Task details:
Each entry that follows is to be retyped exactly. Pictures do not belong in the copy.

Given entries:
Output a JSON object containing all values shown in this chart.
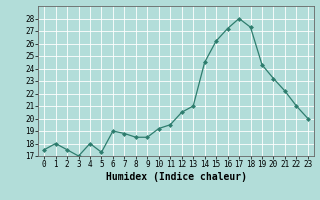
{
  "x": [
    0,
    1,
    2,
    3,
    4,
    5,
    6,
    7,
    8,
    9,
    10,
    11,
    12,
    13,
    14,
    15,
    16,
    17,
    18,
    19,
    20,
    21,
    22,
    23
  ],
  "y": [
    17.5,
    18.0,
    17.5,
    17.0,
    18.0,
    17.3,
    19.0,
    18.8,
    18.5,
    18.5,
    19.2,
    19.5,
    20.5,
    21.0,
    24.5,
    26.2,
    27.2,
    28.0,
    27.3,
    24.3,
    23.2,
    22.2,
    21.0,
    20.0
  ],
  "line_color": "#2e7d6e",
  "marker": "D",
  "marker_size": 2.0,
  "bg_color": "#b2ddd9",
  "grid_color": "#ffffff",
  "xlabel": "Humidex (Indice chaleur)",
  "ylim": [
    17,
    29
  ],
  "xlim": [
    -0.5,
    23.5
  ],
  "yticks": [
    17,
    18,
    19,
    20,
    21,
    22,
    23,
    24,
    25,
    26,
    27,
    28
  ],
  "xticks": [
    0,
    1,
    2,
    3,
    4,
    5,
    6,
    7,
    8,
    9,
    10,
    11,
    12,
    13,
    14,
    15,
    16,
    17,
    18,
    19,
    20,
    21,
    22,
    23
  ],
  "tick_fontsize": 5.5,
  "xlabel_fontsize": 7.0,
  "linewidth": 0.9
}
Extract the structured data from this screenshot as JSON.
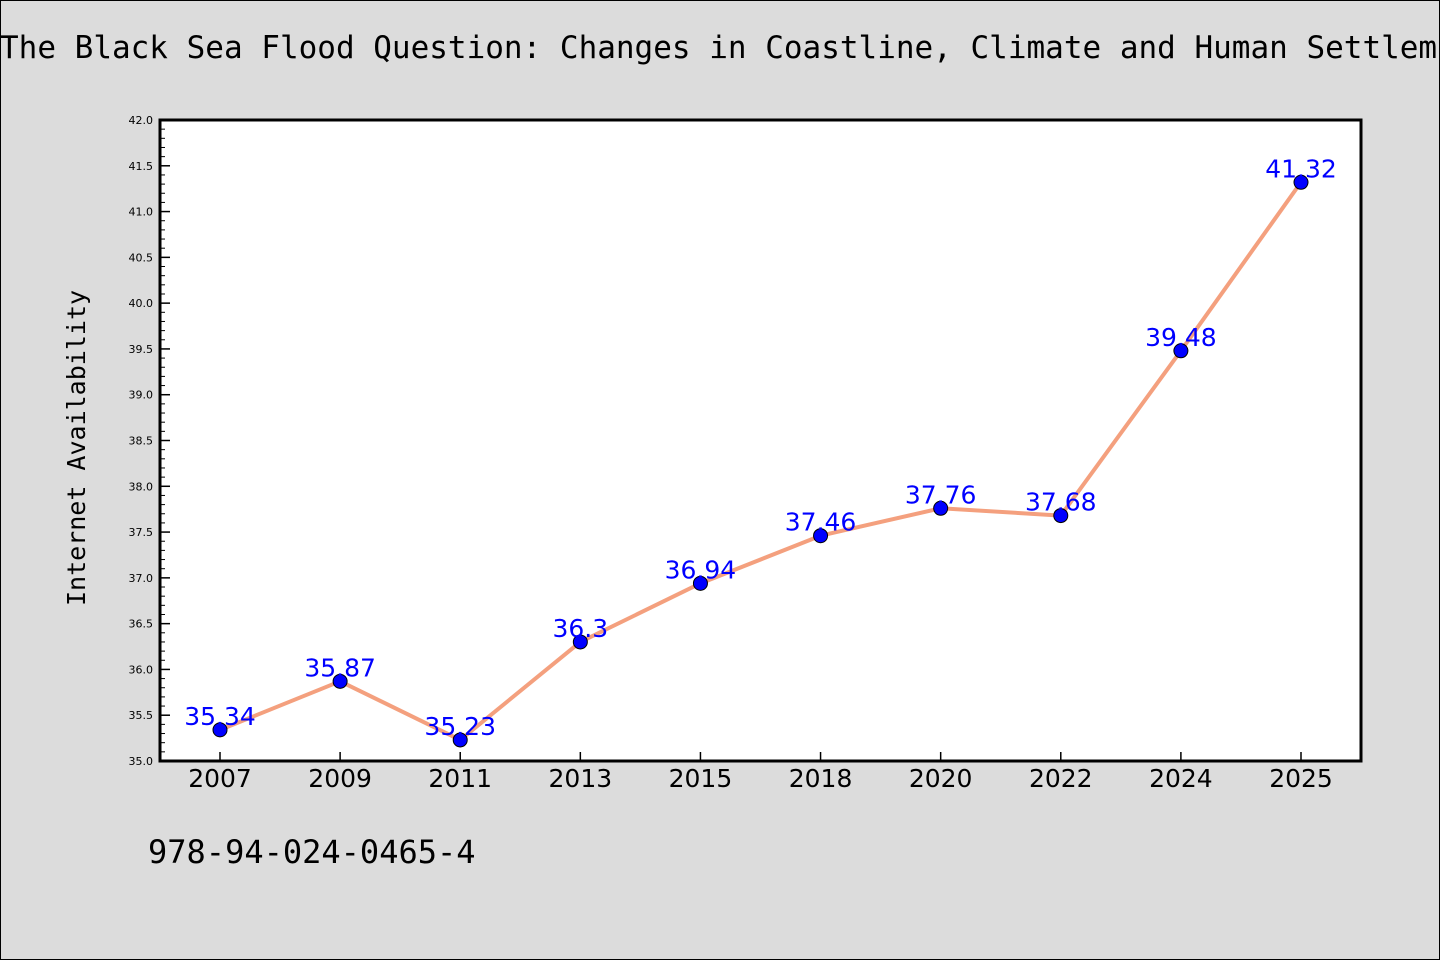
{
  "title": "The Black Sea Flood Question: Changes in Coastline, Climate and Human Settlement",
  "footer_code": "978-94-024-0465-4",
  "colors": {
    "background": "#dcdcdc",
    "plot_background": "#ffffff",
    "line": "#f4a07e",
    "marker": "#0000ff",
    "data_label": "#0000ff"
  },
  "chart_data": {
    "type": "line",
    "title": "The Black Sea Flood Question: Changes in Coastline, Climate and Human Settlement",
    "xlabel": "",
    "ylabel": "Internet Availability",
    "categories": [
      "2007",
      "2009",
      "2011",
      "2013",
      "2015",
      "2018",
      "2020",
      "2022",
      "2024",
      "2025"
    ],
    "values": [
      35.34,
      35.87,
      35.23,
      36.3,
      36.94,
      37.46,
      37.76,
      37.68,
      39.48,
      41.32
    ],
    "data_labels": [
      "35.34",
      "35.87",
      "35.23",
      "36.3",
      "36.94",
      "37.46",
      "37.76",
      "37.68",
      "39.48",
      "41.32"
    ],
    "ylim": [
      35.0,
      42.0
    ],
    "yticks": [
      "35.0",
      "35.5",
      "36.0",
      "36.5",
      "37.0",
      "37.5",
      "38.0",
      "38.5",
      "39.0",
      "39.5",
      "40.0",
      "40.5",
      "41.0",
      "41.5",
      "42.0"
    ],
    "grid": false,
    "legend": "none"
  }
}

Answer to the task:
Output a JSON object containing all values shown in this chart.
{
  "x": [
    0,
    1,
    2,
    3,
    4,
    5,
    6,
    7,
    8,
    9,
    10,
    11,
    12,
    13,
    14,
    15,
    16,
    17,
    18,
    19,
    20,
    21,
    22,
    23
  ],
  "y": [
    17.5,
    18.0,
    17.5,
    17.0,
    18.0,
    17.3,
    19.0,
    18.8,
    18.5,
    18.5,
    19.2,
    19.5,
    20.5,
    21.0,
    24.5,
    26.2,
    27.2,
    28.0,
    27.3,
    24.3,
    23.2,
    22.2,
    21.0,
    20.0
  ],
  "line_color": "#2e7d6e",
  "marker": "D",
  "marker_size": 2.0,
  "bg_color": "#b2ddd9",
  "grid_color": "#ffffff",
  "xlabel": "Humidex (Indice chaleur)",
  "ylim": [
    17,
    29
  ],
  "xlim": [
    -0.5,
    23.5
  ],
  "yticks": [
    17,
    18,
    19,
    20,
    21,
    22,
    23,
    24,
    25,
    26,
    27,
    28
  ],
  "xticks": [
    0,
    1,
    2,
    3,
    4,
    5,
    6,
    7,
    8,
    9,
    10,
    11,
    12,
    13,
    14,
    15,
    16,
    17,
    18,
    19,
    20,
    21,
    22,
    23
  ],
  "tick_fontsize": 5.5,
  "xlabel_fontsize": 7.0,
  "linewidth": 0.9
}
Extract the structured data from this screenshot as JSON.
{
  "title": "The Black Sea Flood Question: Changes in Coastline, Climate and Human Settlement",
  "footer_code": "978-94-024-0465-4",
  "colors": {
    "background": "#dcdcdc",
    "plot_background": "#ffffff",
    "line": "#f4a07e",
    "marker": "#0000ff",
    "data_label": "#0000ff"
  },
  "chart_data": {
    "type": "line",
    "title": "The Black Sea Flood Question: Changes in Coastline, Climate and Human Settlement",
    "xlabel": "",
    "ylabel": "Internet Availability",
    "categories": [
      "2007",
      "2009",
      "2011",
      "2013",
      "2015",
      "2018",
      "2020",
      "2022",
      "2024",
      "2025"
    ],
    "values": [
      35.34,
      35.87,
      35.23,
      36.3,
      36.94,
      37.46,
      37.76,
      37.68,
      39.48,
      41.32
    ],
    "data_labels": [
      "35.34",
      "35.87",
      "35.23",
      "36.3",
      "36.94",
      "37.46",
      "37.76",
      "37.68",
      "39.48",
      "41.32"
    ],
    "ylim": [
      35.0,
      42.0
    ],
    "yticks": [
      "35.0",
      "35.5",
      "36.0",
      "36.5",
      "37.0",
      "37.5",
      "38.0",
      "38.5",
      "39.0",
      "39.5",
      "40.0",
      "40.5",
      "41.0",
      "41.5",
      "42.0"
    ],
    "grid": false,
    "legend": "none"
  }
}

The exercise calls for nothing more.